=== The exercise ===
Repeat the listing that follows, character for character, minus the pictures.

[Extracted records]
<<<<
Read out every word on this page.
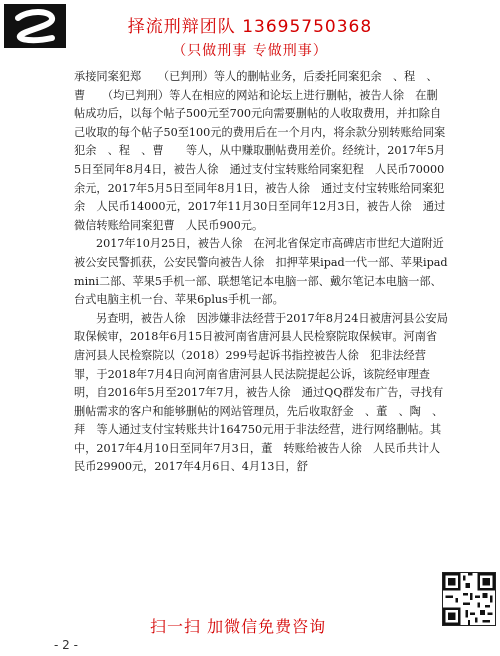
择流刑辩团队 13695750368
（只做刑事 专做刑事）

承接同案犯郑　　（已判刑）等人的删帖业务，后委托同案犯余　、程　、曹　　（均已判刑）等人在相应的网站和论坛上进行删帖，被告人徐　在删帖成功后，以每个帖子500元至700元向需要删帖的人收取费用，并扣除自己收取的每个帖子50至100元的费用后在一个月内，将余款分别转账给同案犯余　、程　、曹　　等人，从中赚取删帖费用差价。经统计，2017年5月5日至同年8月4日，被告人徐　通过支付宝转账给同案犯程　人民币70000余元，2017年5月5日至同年8月1日，被告人徐　通过支付宝转账给同案犯余　人民币14000元，2017年11月30日至同年12月3日，被告人徐　通过微信转账给同案犯曹　人民币900元。

2017年10月25日，被告人徐　在河北省保定市高碑店市世纪大道附近被公安民警抓获，公安民警向被告人徐　扣押苹果ipad一代一部、苹果ipad mini二部、苹果5手机一部、联想笔记本电脑一部、戴尔笔记本电脑一部、台式电脑主机一台、苹果6plus手机一部。

另查明，被告人徐　因涉嫌非法经营于2017年8月24日被唐河县公安局取保候审，2018年6月15日被河南省唐河县人民检察院取保候审。河南省唐河县人民检察院以（2018）299号起诉书指控被告人徐　犯非法经营罪，于2018年7月4日向河南省唐河县人民法院提起公诉，该院经审理查明，自2016年5月至2017年7月，被告人徐　通过QQ群发布广告，寻找有删帖需求的客户和能够删帖的网站管理员，先后收取舒金　、董　、陶　、拜　等人通过支付宝转账共计164750元用于非法经营，进行网络删帖。其中，2017年4月10日至同年7月3日，董　转账给被告人徐　人民币共计人民币29900元，2017年4月6日、4月13日，舒

扫一扫 加微信免费咨询
- 2 -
>>>>
=== Result below ===
Read out every word on this page.
择流刑辩团队 13695750368
（只做刑事 专做刑事）

承接同案犯郑　　（已判刑）等人的删帖业务，后委托同案犯余　、程　、曹　　（均已判刑）等人在相应的网站和论坛上进行删帖，被告人徐　在删帖成功后，以每个帖子500元至700元向需要删帖的人收取费用，并扣除自己收取的每个帖子50至100元的费用后在一个月内，将余款分别转账给同案犯余　、程　、曹　　等人，从中赚取删帖费用差价。经统计，2017年5月5日至同年8月4日，被告人徐　通过支付宝转账给同案犯程　人民币70000余元，2017年5月5日至同年8月1日，被告人徐　通过支付宝转账给同案犯余　人民币14000元，2017年11月30日至同年12月3日，被告人徐　通过微信转账给同案犯曹　人民币900元。

2017年10月25日，被告人徐　在河北省保定市高碑店市世纪大道附近被公安民警抓获，公安民警向被告人徐　扣押苹果ipad一代一部、苹果ipad mini二部、苹果5手机一部、联想笔记本电脑一部、戴尔笔记本电脑一部、台式电脑主机一台、苹果6plus手机一部。

另查明，被告人徐　因涉嫌非法经营于2017年8月24日被唐河县公安局取保候审，2018年6月15日被河南省唐河县人民检察院取保候审。河南省唐河县人民检察院以（2018）299号起诉书指控被告人徐　犯非法经营罪，于2018年7月4日向河南省唐河县人民法院提起公诉，该院经审理查明，自2016年5月至2017年7月，被告人徐　通过QQ群发布广告，寻找有删帖需求的客户和能够删帖的网站管理员，先后收取舒金　、董　、陶　、拜　等人通过支付宝转账共计164750元用于非法经营，进行网络删帖。其中，2017年4月10日至同年7月3日，董　转账给被告人徐　人民币共计人民币29900元，2017年4月6日、4月13日，舒

扫一扫 加微信免费咨询
- 2 -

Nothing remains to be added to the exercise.